Описанная схема производит впечатление замкнутой, а потому — лишенной индивидуальной и исторической перспективы. Поэтому стремление вернуться к идеологической
формуле «дважды два четыре» приобретает еще и «эскапистский» характер: выражает желание упрочения окружающего мира, «своего» пространства и — одновременно — боязнь чужого (ср. в «Записках из подполья»: «Я-то один, а они-то все»). Собственно, это — психологическое измерение того философского комплекса, одним из маркеров которого стало в русской культуре выражение «дважды два» (при любом его значении).
::::
▶ [Что сделать]
**1.** Какую цитату из «Записок из подполья» приводит текст о формуле «дважды два»?
**2.** Подхватите мысль текста о формуле «дважды два» и продолжите его после последнего предложения.
Список после текста о формуле «дважды два» с этим текстом никак не связан.

▶ [Приведённый список]
::::
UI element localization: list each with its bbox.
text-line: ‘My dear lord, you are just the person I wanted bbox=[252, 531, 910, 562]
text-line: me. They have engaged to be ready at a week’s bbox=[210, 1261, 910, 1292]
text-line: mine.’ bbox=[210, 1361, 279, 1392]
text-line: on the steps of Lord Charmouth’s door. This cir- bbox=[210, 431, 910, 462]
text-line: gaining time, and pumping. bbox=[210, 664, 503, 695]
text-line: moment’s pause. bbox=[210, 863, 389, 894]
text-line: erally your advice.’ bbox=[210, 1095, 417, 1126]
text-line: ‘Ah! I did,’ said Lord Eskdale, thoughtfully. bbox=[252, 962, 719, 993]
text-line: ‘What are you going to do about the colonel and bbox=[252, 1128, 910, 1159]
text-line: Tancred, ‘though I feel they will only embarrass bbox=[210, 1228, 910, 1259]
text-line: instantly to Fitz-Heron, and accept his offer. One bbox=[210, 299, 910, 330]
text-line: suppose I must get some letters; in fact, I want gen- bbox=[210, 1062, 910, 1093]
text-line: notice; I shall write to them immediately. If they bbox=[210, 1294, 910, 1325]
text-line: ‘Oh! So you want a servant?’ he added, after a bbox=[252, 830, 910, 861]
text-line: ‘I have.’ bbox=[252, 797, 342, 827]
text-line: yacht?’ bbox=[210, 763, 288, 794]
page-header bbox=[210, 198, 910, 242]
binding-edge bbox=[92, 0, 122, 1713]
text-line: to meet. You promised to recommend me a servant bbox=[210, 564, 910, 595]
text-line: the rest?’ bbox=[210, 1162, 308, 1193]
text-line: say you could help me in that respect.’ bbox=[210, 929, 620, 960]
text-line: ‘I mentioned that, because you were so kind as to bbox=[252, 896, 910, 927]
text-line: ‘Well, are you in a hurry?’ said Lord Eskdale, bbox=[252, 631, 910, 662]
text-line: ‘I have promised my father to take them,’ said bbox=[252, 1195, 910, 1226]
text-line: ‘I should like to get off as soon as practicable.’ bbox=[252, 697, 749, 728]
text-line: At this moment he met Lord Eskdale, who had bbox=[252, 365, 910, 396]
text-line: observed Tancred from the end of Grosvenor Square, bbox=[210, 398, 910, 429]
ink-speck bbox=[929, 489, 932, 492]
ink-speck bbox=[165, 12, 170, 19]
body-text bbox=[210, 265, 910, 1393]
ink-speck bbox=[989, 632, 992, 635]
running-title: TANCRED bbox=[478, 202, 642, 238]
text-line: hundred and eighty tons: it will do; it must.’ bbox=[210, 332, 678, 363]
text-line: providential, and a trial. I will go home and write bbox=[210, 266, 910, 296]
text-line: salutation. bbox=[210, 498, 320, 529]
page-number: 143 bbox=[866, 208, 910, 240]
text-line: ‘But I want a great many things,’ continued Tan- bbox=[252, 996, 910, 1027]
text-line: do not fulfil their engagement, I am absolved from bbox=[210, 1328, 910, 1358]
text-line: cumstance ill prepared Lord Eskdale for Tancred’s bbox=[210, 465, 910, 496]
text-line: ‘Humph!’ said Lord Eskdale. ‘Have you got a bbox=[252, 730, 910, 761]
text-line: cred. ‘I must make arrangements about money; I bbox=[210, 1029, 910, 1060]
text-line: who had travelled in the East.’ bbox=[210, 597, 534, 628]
::::
▶ [Ответы к заданиям]
**1.** Текст приводит цитату «Я-то один, а они-то все».

**2.**
При этом надо учитывать, что не каждое употребление в художественной речи фразеологизма «дважды два четыре» (или «как дважды два четыре») может рассматриваться как маркер интересующей нас традиции. Для подобного анализа требуются, по нашему мнению, следующие основания:
1. Конфликтная акцентуация первичного лексического значения, разрушение или нарушение его бесспорности, очевидности (ср. словарное определение фразеологизма: «Совершенно бесспорно, ясно, убедительно (доказать, растолковать и т. п. что-либо)»4);
2. Соединение этой идиомы с тем или иным вариантом «подполья» в его психологическом измерении (поскольку именно в этом измерении «подполье» дается у Достоевского). В применении к литературе ХХ в. это означает, что философ-ско-исторические смыслы ситуации показаны в их психологическом проживании героем (или субъектом речи в лирическом тексте).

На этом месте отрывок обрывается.